▶ **Text excerpt**:
* * * * *

Mr. Rappaport went to work for the state police at age 17 in 1951, later going back to college at nights to earn a bachelor’s degree in 1972 and a law degree in 1974. He rose to the rank of major before being appointed Howard County police chief in 1979.

He continued to practice law until his death, focusing on civil and domestic law.

“He had a hard time doing criminal work,” Mrs. Rosenthal said. “He used to say, ‘I spent too many years locking them up to be defending them now.’”

In addition to his wife and daughter, survivors include another daughter, Ami Rappaport; and a son, Glenn Shoemaker.

Edward King, 81,former governor

BOSTON (AP) — Former Massachusetts Gov. Edward King, a conservative Democrat who defeated Gov. Michael S. Dukakis in a primary challenge in 1978, then lost a rematch four years later, died Sept. 18 after a fall. He was 81.

Mr. King twice underwent brain surgery after a fall earlier this year, then fell again this month and died at the Lahey Clinic in Burlington.

“We were competitors, we were rivals, but he was someone who worked at his job very, very hard,” Mr. Dukakis said.

Behind the slogan “Make It in Massachusetts,” Mr. King mounted a successful pro-business, tax-cutting challenge to Mr. Dukakis, winning by more than 100,000 votes in the 1978 Democratic primary.

After winning the general election, Mr. King froze property taxes, reduced state spending on social programs and undertook a variety of efforts to encourage business and agriculture.

Mr. King also took a tough stance on crime, introducing mandatory minimum sentences and getting voters to back a constitutional amendment to restore capital punishment.

* * * * *

▶ **Work to complete**:
1. According to the obituaries, why did Mr. Rappaport have a hard time doing criminal work as a lawyer? Answer in one to three sentences.
2. Echo everything in the obituaries from "Edward King, 81,former" down to "fall. He was 81.", with no changes.
The obituaries alone are enough to do what is asked; the records can be set aside.

* * * * *

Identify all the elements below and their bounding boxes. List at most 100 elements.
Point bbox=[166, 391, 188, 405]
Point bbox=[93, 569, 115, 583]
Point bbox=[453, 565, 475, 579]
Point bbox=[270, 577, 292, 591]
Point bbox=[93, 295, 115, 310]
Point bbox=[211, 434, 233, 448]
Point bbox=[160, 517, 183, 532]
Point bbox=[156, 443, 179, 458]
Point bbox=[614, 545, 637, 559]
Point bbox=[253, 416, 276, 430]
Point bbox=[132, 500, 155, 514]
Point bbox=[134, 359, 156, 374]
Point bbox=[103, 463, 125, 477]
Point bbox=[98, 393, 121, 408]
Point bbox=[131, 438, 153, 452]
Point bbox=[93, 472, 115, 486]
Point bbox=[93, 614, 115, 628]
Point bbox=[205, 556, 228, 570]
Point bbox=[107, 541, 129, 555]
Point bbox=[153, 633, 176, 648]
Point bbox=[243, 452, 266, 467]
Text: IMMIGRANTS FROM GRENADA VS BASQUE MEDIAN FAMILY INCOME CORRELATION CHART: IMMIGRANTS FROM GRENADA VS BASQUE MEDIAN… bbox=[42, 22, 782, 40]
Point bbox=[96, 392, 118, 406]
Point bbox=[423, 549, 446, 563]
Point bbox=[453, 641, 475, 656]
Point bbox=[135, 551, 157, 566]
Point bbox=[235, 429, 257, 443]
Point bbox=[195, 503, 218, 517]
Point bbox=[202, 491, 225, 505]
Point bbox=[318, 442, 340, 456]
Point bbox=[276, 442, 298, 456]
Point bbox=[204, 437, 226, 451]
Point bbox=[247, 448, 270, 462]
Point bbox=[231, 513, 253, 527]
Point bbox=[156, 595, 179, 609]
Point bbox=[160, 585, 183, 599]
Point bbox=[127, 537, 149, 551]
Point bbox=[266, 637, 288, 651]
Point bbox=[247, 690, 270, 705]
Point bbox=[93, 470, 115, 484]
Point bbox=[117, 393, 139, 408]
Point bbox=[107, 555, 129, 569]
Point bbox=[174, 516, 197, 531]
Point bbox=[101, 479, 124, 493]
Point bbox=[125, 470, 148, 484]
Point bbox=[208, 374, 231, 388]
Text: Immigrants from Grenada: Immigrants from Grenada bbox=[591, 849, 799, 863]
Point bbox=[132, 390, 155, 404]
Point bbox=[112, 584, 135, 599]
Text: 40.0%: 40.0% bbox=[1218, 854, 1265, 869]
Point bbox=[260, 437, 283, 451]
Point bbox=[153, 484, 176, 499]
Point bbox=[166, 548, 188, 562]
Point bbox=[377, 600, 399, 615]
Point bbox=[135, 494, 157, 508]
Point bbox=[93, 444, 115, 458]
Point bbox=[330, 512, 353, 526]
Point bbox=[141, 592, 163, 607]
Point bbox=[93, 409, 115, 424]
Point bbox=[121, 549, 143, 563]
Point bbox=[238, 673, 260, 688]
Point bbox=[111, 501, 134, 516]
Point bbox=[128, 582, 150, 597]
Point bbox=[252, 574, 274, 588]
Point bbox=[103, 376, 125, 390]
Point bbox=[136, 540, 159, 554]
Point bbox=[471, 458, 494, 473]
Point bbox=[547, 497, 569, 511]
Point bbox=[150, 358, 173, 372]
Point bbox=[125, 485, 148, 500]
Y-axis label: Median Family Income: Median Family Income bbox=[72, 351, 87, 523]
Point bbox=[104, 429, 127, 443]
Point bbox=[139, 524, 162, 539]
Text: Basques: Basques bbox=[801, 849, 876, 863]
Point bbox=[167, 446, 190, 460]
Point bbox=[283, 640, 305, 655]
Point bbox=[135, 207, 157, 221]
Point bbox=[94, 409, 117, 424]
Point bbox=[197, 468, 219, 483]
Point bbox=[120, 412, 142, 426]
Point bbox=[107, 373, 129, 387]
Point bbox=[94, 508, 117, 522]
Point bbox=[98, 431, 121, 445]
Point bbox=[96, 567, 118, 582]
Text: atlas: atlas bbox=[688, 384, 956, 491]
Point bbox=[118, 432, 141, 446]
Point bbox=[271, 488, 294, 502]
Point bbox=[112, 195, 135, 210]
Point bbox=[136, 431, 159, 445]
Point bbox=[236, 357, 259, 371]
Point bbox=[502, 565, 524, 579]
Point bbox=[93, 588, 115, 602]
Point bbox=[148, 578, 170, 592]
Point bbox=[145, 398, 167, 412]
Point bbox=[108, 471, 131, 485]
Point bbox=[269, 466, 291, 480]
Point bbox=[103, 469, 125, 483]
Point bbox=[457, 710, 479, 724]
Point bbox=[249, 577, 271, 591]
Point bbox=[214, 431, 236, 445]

* * * * *

▶ **Answers to the exercise**:
1. He had spent many years in police work, arresting people. He used to say that after so many years locking them up, he could not now be defending them.

2.
Edward King, 81,former governor

BOSTON (AP) — Former Massachusetts Gov. Edward King, a conservative Democrat who defeated Gov. Michael S. Dukakis in a primary challenge in 1978, then lost a rematch four years later, died Sept. 18 after a fall. He was 81.